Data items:
━━━━━━━━━━
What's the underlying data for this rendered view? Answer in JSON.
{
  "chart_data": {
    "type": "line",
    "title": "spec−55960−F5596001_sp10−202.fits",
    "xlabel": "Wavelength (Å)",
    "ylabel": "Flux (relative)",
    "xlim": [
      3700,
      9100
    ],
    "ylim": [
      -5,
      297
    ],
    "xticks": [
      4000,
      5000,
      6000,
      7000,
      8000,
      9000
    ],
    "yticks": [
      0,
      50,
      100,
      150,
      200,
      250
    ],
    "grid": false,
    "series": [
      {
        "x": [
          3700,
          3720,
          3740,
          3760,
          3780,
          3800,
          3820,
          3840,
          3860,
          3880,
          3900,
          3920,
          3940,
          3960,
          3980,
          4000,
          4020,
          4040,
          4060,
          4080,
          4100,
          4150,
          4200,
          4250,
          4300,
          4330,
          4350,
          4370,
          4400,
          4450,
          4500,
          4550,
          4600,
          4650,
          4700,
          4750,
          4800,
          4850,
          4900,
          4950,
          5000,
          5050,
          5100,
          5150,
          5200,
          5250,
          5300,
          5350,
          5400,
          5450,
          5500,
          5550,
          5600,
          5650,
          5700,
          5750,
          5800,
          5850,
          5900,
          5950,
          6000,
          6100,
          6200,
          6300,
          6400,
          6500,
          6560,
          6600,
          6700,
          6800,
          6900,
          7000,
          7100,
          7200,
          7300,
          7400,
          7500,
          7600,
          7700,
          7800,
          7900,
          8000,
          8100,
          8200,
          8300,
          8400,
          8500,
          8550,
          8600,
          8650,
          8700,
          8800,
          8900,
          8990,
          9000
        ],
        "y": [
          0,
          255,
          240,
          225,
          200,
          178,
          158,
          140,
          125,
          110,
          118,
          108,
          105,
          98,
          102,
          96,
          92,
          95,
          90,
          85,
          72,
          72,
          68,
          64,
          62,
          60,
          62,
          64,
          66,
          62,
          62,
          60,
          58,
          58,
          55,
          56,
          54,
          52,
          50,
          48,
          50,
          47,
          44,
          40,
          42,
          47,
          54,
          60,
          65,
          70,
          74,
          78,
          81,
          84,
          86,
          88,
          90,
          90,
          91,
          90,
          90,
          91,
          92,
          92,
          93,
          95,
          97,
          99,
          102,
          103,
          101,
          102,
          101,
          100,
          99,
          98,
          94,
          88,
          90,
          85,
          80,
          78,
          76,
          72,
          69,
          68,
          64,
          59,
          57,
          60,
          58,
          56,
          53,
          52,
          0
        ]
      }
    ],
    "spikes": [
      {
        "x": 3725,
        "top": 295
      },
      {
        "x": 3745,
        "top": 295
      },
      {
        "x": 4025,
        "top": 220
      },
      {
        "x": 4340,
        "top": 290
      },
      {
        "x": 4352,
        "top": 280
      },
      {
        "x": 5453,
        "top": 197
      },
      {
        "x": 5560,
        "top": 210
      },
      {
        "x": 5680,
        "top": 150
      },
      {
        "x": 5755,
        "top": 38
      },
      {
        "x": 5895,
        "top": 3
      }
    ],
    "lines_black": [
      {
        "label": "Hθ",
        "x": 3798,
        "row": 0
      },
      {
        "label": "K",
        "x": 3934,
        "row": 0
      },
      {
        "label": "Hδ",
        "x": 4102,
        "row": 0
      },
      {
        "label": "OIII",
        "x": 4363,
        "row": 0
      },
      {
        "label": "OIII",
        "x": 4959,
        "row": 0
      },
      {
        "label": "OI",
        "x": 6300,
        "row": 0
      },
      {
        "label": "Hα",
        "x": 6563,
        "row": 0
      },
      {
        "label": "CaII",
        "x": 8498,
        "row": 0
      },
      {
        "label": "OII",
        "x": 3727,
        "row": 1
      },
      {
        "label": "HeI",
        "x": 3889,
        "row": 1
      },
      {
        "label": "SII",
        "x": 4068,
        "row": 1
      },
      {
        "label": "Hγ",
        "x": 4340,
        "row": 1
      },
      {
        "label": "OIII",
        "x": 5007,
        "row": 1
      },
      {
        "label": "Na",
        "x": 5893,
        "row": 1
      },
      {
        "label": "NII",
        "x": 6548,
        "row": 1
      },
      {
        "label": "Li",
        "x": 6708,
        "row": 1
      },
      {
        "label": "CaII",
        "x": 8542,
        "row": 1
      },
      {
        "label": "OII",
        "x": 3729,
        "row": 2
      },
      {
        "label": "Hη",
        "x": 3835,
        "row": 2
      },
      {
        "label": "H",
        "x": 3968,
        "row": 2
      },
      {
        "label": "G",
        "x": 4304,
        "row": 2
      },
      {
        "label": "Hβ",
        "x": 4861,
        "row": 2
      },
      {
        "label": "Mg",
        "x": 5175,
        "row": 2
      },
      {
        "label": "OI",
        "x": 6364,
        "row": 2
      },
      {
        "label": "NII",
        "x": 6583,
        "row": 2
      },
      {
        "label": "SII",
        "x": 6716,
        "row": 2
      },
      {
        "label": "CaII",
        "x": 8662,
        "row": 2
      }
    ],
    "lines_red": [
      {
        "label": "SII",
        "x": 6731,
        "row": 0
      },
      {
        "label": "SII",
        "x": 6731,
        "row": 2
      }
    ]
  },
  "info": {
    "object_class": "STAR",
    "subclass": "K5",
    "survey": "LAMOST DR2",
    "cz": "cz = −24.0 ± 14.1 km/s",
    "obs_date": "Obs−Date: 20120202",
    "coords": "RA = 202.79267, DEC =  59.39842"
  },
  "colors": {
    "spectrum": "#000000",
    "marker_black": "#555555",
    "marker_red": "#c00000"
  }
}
━━━━━━━━━━
Extract the full listing above without altering anything.

What's the underlying data for this rendered view? Answer in JSON.
{
  "chart_data": {
    "type": "line",
    "title": "spec−55960−F5596001_sp10−202.fits",
    "xlabel": "Wavelength (Å)",
    "ylabel": "Flux (relative)",
    "xlim": [
      3700,
      9100
    ],
    "ylim": [
      -5,
      297
    ],
    "xticks": [
      4000,
      5000,
      6000,
      7000,
      8000,
      9000
    ],
    "yticks": [
      0,
      50,
      100,
      150,
      200,
      250
    ],
    "grid": false,
    "series": [
      {
        "x": [
          3700,
          3720,
          3740,
          3760,
          3780,
          3800,
          3820,
          3840,
          3860,
          3880,
          3900,
          3920,
          3940,
          3960,
          3980,
          4000,
          4020,
          4040,
          4060,
          4080,
          4100,
          4150,
          4200,
          4250,
          4300,
          4330,
          4350,
          4370,
          4400,
          4450,
          4500,
          4550,
          4600,
          4650,
          4700,
          4750,
          4800,
          4850,
          4900,
          4950,
          5000,
          5050,
          5100,
          5150,
          5200,
          5250,
          5300,
          5350,
          5400,
          5450,
          5500,
          5550,
          5600,
          5650,
          5700,
          5750,
          5800,
          5850,
          5900,
          5950,
          6000,
          6100,
          6200,
          6300,
          6400,
          6500,
          6560,
          6600,
          6700,
          6800,
          6900,
          7000,
          7100,
          7200,
          7300,
          7400,
          7500,
          7600,
          7700,
          7800,
          7900,
          8000,
          8100,
          8200,
          8300,
          8400,
          8500,
          8550,
          8600,
          8650,
          8700,
          8800,
          8900,
          8990,
          9000
        ],
        "y": [
          0,
          255,
          240,
          225,
          200,
          178,
          158,
          140,
          125,
          110,
          118,
          108,
          105,
          98,
          102,
          96,
          92,
          95,
          90,
          85,
          72,
          72,
          68,
          64,
          62,
          60,
          62,
          64,
          66,
          62,
          62,
          60,
          58,
          58,
          55,
          56,
          54,
          52,
          50,
          48,
          50,
          47,
          44,
          40,
          42,
          47,
          54,
          60,
          65,
          70,
          74,
          78,
          81,
          84,
          86,
          88,
          90,
          90,
          91,
          90,
          90,
          91,
          92,
          92,
          93,
          95,
          97,
          99,
          102,
          103,
          101,
          102,
          101,
          100,
          99,
          98,
          94,
          88,
          90,
          85,
          80,
          78,
          76,
          72,
          69,
          68,
          64,
          59,
          57,
          60,
          58,
          56,
          53,
          52,
          0
        ]
      }
    ],
    "spikes": [
      {
        "x": 3725,
        "top": 295
      },
      {
        "x": 3745,
        "top": 295
      },
      {
        "x": 4025,
        "top": 220
      },
      {
        "x": 4340,
        "top": 290
      },
      {
        "x": 4352,
        "top": 280
      },
      {
        "x": 5453,
        "top": 197
      },
      {
        "x": 5560,
        "top": 210
      },
      {
        "x": 5680,
        "top": 150
      },
      {
        "x": 5755,
        "top": 38
      },
      {
        "x": 5895,
        "top": 3
      }
    ],
    "lines_black": [
      {
        "label": "Hθ",
        "x": 3798,
        "row": 0
      },
      {
        "label": "K",
        "x": 3934,
        "row": 0
      },
      {
        "label": "Hδ",
        "x": 4102,
        "row": 0
      },
      {
        "label": "OIII",
        "x": 4363,
        "row": 0
      },
      {
        "label": "OIII",
        "x": 4959,
        "row": 0
      },
      {
        "label": "OI",
        "x": 6300,
        "row": 0
      },
      {
        "label": "Hα",
        "x": 6563,
        "row": 0
      },
      {
        "label": "CaII",
        "x": 8498,
        "row": 0
      },
      {
        "label": "OII",
        "x": 3727,
        "row": 1
      },
      {
        "label": "HeI",
        "x": 3889,
        "row": 1
      },
      {
        "label": "SII",
        "x": 4068,
        "row": 1
      },
      {
        "label": "Hγ",
        "x": 4340,
        "row": 1
      },
      {
        "label": "OIII",
        "x": 5007,
        "row": 1
      },
      {
        "label": "Na",
        "x": 5893,
        "row": 1
      },
      {
        "label": "NII",
        "x": 6548,
        "row": 1
      },
      {
        "label": "Li",
        "x": 6708,
        "row": 1
      },
      {
        "label": "CaII",
        "x": 8542,
        "row": 1
      },
      {
        "label": "OII",
        "x": 3729,
        "row": 2
      },
      {
        "label": "Hη",
        "x": 3835,
        "row": 2
      },
      {
        "label": "H",
        "x": 3968,
        "row": 2
      },
      {
        "label": "G",
        "x": 4304,
        "row": 2
      },
      {
        "label": "Hβ",
        "x": 4861,
        "row": 2
      },
      {
        "label": "Mg",
        "x": 5175,
        "row": 2
      },
      {
        "label": "OI",
        "x": 6364,
        "row": 2
      },
      {
        "label": "NII",
        "x": 6583,
        "row": 2
      },
      {
        "label": "SII",
        "x": 6716,
        "row": 2
      },
      {
        "label": "CaII",
        "x": 8662,
        "row": 2
      }
    ],
    "lines_red": [
      {
        "label": "SII",
        "x": 6731,
        "row": 0
      },
      {
        "label": "SII",
        "x": 6731,
        "row": 2
      }
    ]
  },
  "info": {
    "object_class": "STAR",
    "subclass": "K5",
    "survey": "LAMOST DR2",
    "cz": "cz = −24.0 ± 14.1 km/s",
    "obs_date": "Obs−Date: 20120202",
    "coords": "RA = 202.79267, DEC =  59.39842"
  },
  "colors": {
    "spectrum": "#000000",
    "marker_black": "#555555",
    "marker_red": "#c00000"
  }
}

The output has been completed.